> [Given task A]:
Answer these questions about the forum thread on the euc burl batch, one per line:
(i) Where did barry richardson get the euc burls?
(ii) What does Tclem say his own dump has?
(iii) Which form does DKMD ask for close-up shots of?
> [Given task B]:
From the forum thread on the euc burl batch, repeat the passage from "Can't wait to" to "in the foreground." word for word.

# Euc Burl Batch



## barry richardson (May 28, 2016)

This is the stuff I made from the euc burls I scored at my wood dump a while back. I made one other but it is already gone to a new home. Sure hope I find some more in the future...

Reactions: Like 2 | EyeCandy! 13 | Way Cool 6


----------



## ripjack13 (May 28, 2016)

We need a "jealous" ikon....

Reactions: Agree 8 | Way Cool 1


----------



## Tony (May 28, 2016)

Barry, your work continues to amaze me! Tony

Reactions: Thank You! 1


----------



## DKMD (May 28, 2016)

Very cool! There's not a dud in the bunch(not surprised), and to think that they've already been picked over for the one that got away!

I really like that form on the back left hand side... Got any close up shots of that one?

Reactions: Thank You! 1


----------



## Kevin (May 28, 2016)

Can't wait to see these on the PC in a little while. Look fantastic on the phone - no doubt better when bigger!


----------



## Tony (May 28, 2016)

My favoriteis the one on the left in the foreground.


----------



## barry richardson (May 28, 2016)

DKMD said:


> Very cool! There's not a dud in the bunch(not surprised), and to think that they've already been picked over for the one that got away!
> 
> I really like that form on the back left hand side... Got any close up shots of that one?


Thanks Doc! I will post a pic of that one later...


----------



## Tclem (May 28, 2016)

I hate your dump. Mine has pine and oak. Next time you find that don't waste it on stuff like that. Cut it up into small pen blanks and knife scales and let me know

Reactions: Like 1 | Funny 2


----------



## ironman123 (May 28, 2016)

You make nice art from junk from the dump.

Reactions: Thank You! 1


----------



## Foot Patrol (May 28, 2016)

Just amazing!!!

> [Listed entries]:

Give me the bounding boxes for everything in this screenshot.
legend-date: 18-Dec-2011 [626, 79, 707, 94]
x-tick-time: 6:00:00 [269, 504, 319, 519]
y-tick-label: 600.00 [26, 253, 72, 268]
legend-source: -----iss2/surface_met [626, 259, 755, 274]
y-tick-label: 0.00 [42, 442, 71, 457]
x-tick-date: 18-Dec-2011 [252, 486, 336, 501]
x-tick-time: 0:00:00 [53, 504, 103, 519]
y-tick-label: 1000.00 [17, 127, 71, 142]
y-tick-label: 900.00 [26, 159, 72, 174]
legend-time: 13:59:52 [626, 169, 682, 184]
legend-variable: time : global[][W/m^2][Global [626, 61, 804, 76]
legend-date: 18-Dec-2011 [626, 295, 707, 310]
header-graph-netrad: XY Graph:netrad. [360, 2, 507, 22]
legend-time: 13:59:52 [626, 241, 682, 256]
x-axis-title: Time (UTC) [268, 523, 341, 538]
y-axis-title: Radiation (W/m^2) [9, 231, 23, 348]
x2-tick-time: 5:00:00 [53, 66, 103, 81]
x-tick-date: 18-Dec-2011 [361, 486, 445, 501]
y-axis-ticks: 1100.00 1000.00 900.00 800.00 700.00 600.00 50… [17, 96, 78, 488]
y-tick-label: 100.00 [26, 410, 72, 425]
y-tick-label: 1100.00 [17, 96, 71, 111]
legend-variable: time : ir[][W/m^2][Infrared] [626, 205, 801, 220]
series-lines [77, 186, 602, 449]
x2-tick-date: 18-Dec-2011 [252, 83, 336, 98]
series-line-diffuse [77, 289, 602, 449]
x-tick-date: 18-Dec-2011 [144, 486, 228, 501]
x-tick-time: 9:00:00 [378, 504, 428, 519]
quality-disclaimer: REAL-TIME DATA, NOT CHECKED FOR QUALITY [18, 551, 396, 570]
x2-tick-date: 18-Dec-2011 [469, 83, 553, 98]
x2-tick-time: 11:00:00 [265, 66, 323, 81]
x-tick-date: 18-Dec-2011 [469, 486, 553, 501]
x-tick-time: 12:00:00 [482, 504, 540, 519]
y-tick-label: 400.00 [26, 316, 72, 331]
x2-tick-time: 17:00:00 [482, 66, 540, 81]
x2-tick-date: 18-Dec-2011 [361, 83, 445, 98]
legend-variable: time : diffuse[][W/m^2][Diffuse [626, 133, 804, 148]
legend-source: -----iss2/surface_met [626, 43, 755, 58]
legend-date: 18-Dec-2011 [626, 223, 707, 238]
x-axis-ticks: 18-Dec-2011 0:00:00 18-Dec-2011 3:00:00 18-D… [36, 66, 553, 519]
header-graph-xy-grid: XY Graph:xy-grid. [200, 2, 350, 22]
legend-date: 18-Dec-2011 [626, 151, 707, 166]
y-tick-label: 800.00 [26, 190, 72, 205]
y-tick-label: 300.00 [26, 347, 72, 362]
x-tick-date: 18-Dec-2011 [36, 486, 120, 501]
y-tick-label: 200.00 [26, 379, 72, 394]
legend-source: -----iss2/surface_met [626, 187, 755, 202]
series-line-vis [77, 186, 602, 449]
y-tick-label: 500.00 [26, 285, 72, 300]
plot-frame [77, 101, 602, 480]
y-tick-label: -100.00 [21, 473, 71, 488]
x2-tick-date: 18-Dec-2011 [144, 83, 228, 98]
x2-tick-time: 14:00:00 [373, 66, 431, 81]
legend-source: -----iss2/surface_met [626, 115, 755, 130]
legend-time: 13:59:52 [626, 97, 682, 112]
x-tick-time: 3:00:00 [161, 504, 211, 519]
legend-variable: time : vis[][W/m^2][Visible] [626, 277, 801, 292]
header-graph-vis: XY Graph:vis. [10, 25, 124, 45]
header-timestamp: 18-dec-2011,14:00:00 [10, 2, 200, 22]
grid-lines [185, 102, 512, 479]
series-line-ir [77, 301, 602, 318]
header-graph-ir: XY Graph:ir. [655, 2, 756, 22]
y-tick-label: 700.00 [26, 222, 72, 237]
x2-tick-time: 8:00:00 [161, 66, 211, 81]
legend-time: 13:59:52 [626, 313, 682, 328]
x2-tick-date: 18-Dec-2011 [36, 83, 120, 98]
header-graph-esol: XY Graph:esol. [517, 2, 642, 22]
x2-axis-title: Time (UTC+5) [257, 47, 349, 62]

> [Complete response A]:
(i) At his wood dump.
(ii) Pine and oak.
(iii) The form on the back left hand side.

> [Complete response B]:
Can't wait to see these on the PC in a little while. Look fantastic on the phone - no doubt better when bigger!


----------



## Tony (May 28, 2016)

My favoriteis the one on the left in the foreground.